● **Task objective**
Copy all the entries word for word, but omit the pictures.

● **Supplied information**
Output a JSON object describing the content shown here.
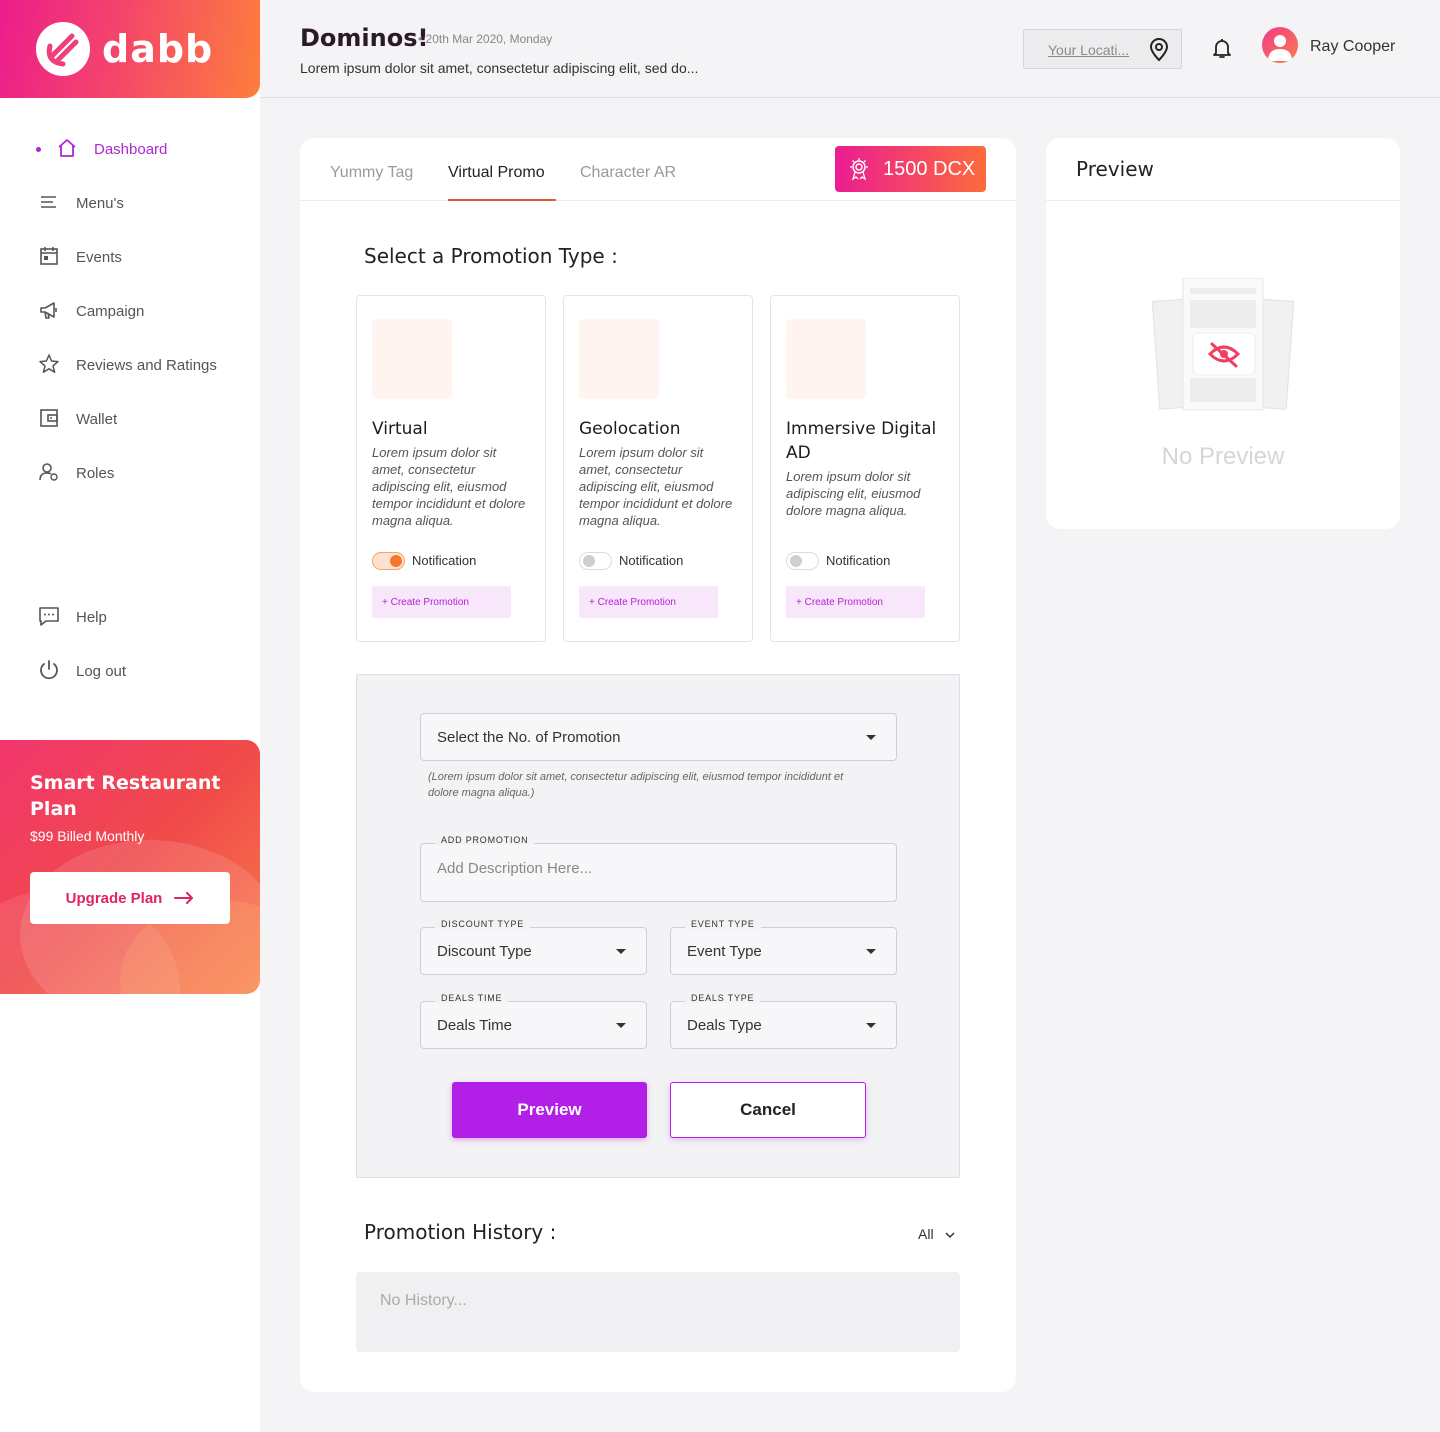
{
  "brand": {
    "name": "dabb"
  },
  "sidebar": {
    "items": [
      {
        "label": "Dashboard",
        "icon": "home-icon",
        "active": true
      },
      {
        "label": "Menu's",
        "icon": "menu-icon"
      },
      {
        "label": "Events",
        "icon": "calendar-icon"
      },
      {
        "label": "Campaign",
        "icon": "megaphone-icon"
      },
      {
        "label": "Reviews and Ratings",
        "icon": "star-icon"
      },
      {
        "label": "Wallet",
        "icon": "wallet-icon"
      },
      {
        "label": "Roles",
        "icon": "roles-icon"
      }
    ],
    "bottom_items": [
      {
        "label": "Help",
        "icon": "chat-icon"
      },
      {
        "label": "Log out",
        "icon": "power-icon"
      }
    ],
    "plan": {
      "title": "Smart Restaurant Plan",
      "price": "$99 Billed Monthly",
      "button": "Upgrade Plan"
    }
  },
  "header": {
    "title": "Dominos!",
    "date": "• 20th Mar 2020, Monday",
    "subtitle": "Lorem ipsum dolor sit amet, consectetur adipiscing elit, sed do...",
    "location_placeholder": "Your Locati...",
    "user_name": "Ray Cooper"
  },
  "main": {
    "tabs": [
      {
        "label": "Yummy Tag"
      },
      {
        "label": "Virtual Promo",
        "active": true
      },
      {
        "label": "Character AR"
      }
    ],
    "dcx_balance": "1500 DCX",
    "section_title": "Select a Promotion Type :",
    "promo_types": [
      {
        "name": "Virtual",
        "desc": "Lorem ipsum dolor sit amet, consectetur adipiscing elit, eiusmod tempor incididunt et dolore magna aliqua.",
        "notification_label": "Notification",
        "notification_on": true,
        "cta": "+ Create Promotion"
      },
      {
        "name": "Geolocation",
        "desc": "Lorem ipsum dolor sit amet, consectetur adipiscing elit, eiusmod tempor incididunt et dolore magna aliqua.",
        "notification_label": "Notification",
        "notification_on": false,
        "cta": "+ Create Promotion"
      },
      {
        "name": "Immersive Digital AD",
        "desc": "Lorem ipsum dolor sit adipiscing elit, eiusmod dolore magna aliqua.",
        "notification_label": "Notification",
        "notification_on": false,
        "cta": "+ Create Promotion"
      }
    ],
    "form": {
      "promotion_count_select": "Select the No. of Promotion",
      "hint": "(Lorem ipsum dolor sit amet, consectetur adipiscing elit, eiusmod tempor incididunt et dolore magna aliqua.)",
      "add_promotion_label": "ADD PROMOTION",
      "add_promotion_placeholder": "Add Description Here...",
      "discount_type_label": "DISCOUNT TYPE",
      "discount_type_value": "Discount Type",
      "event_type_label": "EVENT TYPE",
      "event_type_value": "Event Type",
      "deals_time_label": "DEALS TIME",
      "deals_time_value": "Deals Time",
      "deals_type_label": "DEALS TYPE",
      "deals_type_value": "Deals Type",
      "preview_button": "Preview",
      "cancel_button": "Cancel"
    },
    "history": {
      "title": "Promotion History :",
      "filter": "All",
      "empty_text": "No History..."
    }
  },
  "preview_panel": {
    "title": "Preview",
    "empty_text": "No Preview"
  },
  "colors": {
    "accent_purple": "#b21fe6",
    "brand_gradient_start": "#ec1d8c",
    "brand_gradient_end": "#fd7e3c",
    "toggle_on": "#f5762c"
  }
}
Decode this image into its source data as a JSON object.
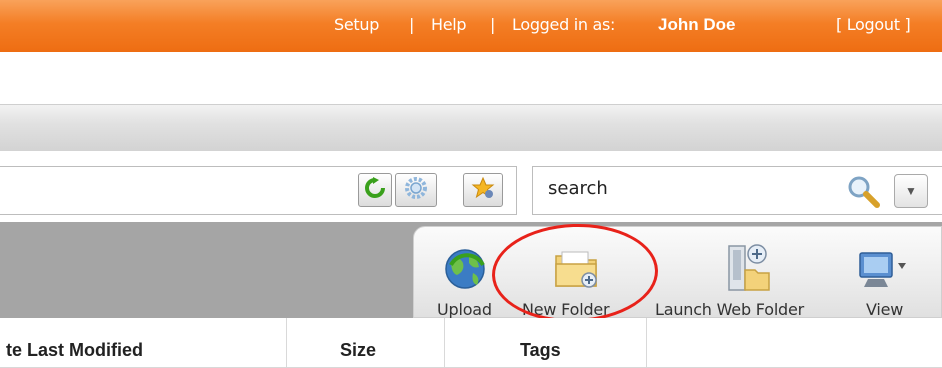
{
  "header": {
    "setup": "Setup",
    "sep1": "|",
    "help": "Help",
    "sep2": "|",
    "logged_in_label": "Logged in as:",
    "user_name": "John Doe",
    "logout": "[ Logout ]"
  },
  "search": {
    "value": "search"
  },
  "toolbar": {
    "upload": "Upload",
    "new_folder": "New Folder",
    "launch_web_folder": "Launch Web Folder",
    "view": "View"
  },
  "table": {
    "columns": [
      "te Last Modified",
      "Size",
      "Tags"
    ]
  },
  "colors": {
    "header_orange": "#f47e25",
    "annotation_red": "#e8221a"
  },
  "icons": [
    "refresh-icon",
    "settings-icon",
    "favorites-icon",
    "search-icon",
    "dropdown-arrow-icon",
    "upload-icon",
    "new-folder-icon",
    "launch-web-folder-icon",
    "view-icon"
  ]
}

● **Task answer**
Output a JSON object describing the content shown here.
{
  "brand": {
    "name": "dabb"
  },
  "sidebar": {
    "items": [
      {
        "label": "Dashboard",
        "icon": "home-icon",
        "active": true
      },
      {
        "label": "Menu's",
        "icon": "menu-icon"
      },
      {
        "label": "Events",
        "icon": "calendar-icon"
      },
      {
        "label": "Campaign",
        "icon": "megaphone-icon"
      },
      {
        "label": "Reviews and Ratings",
        "icon": "star-icon"
      },
      {
        "label": "Wallet",
        "icon": "wallet-icon"
      },
      {
        "label": "Roles",
        "icon": "roles-icon"
      }
    ],
    "bottom_items": [
      {
        "label": "Help",
        "icon": "chat-icon"
      },
      {
        "label": "Log out",
        "icon": "power-icon"
      }
    ],
    "plan": {
      "title": "Smart Restaurant Plan",
      "price": "$99 Billed Monthly",
      "button": "Upgrade Plan"
    }
  },
  "header": {
    "title": "Dominos!",
    "date": "• 20th Mar 2020, Monday",
    "subtitle": "Lorem ipsum dolor sit amet, consectetur adipiscing elit, sed do...",
    "location_placeholder": "Your Locati...",
    "user_name": "Ray Cooper"
  },
  "main": {
    "tabs": [
      {
        "label": "Yummy Tag"
      },
      {
        "label": "Virtual Promo",
        "active": true
      },
      {
        "label": "Character AR"
      }
    ],
    "dcx_balance": "1500 DCX",
    "section_title": "Select a Promotion Type :",
    "promo_types": [
      {
        "name": "Virtual",
        "desc": "Lorem ipsum dolor sit amet, consectetur adipiscing elit, eiusmod tempor incididunt et dolore magna aliqua.",
        "notification_label": "Notification",
        "notification_on": true,
        "cta": "+ Create Promotion"
      },
      {
        "name": "Geolocation",
        "desc": "Lorem ipsum dolor sit amet, consectetur adipiscing elit, eiusmod tempor incididunt et dolore magna aliqua.",
        "notification_label": "Notification",
        "notification_on": false,
        "cta": "+ Create Promotion"
      },
      {
        "name": "Immersive Digital AD",
        "desc": "Lorem ipsum dolor sit adipiscing elit, eiusmod dolore magna aliqua.",
        "notification_label": "Notification",
        "notification_on": false,
        "cta": "+ Create Promotion"
      }
    ],
    "form": {
      "promotion_count_select": "Select the No. of Promotion",
      "hint": "(Lorem ipsum dolor sit amet, consectetur adipiscing elit, eiusmod tempor incididunt et dolore magna aliqua.)",
      "add_promotion_label": "ADD PROMOTION",
      "add_promotion_placeholder": "Add Description Here...",
      "discount_type_label": "DISCOUNT TYPE",
      "discount_type_value": "Discount Type",
      "event_type_label": "EVENT TYPE",
      "event_type_value": "Event Type",
      "deals_time_label": "DEALS TIME",
      "deals_time_value": "Deals Time",
      "deals_type_label": "DEALS TYPE",
      "deals_type_value": "Deals Type",
      "preview_button": "Preview",
      "cancel_button": "Cancel"
    },
    "history": {
      "title": "Promotion History :",
      "filter": "All",
      "empty_text": "No History..."
    }
  },
  "preview_panel": {
    "title": "Preview",
    "empty_text": "No Preview"
  },
  "colors": {
    "accent_purple": "#b21fe6",
    "brand_gradient_start": "#ec1d8c",
    "brand_gradient_end": "#fd7e3c",
    "toggle_on": "#f5762c"
  }
}
Decode this image into its source data as a JSON object.
{
  "header": {
    "setup": "Setup",
    "sep1": "|",
    "help": "Help",
    "sep2": "|",
    "logged_in_label": "Logged in as:",
    "user_name": "John Doe",
    "logout": "[ Logout ]"
  },
  "search": {
    "value": "search"
  },
  "toolbar": {
    "upload": "Upload",
    "new_folder": "New Folder",
    "launch_web_folder": "Launch Web Folder",
    "view": "View"
  },
  "table": {
    "columns": [
      "te Last Modified",
      "Size",
      "Tags"
    ]
  },
  "colors": {
    "header_orange": "#f47e25",
    "annotation_red": "#e8221a"
  },
  "icons": [
    "refresh-icon",
    "settings-icon",
    "favorites-icon",
    "search-icon",
    "dropdown-arrow-icon",
    "upload-icon",
    "new-folder-icon",
    "launch-web-folder-icon",
    "view-icon"
  ]
}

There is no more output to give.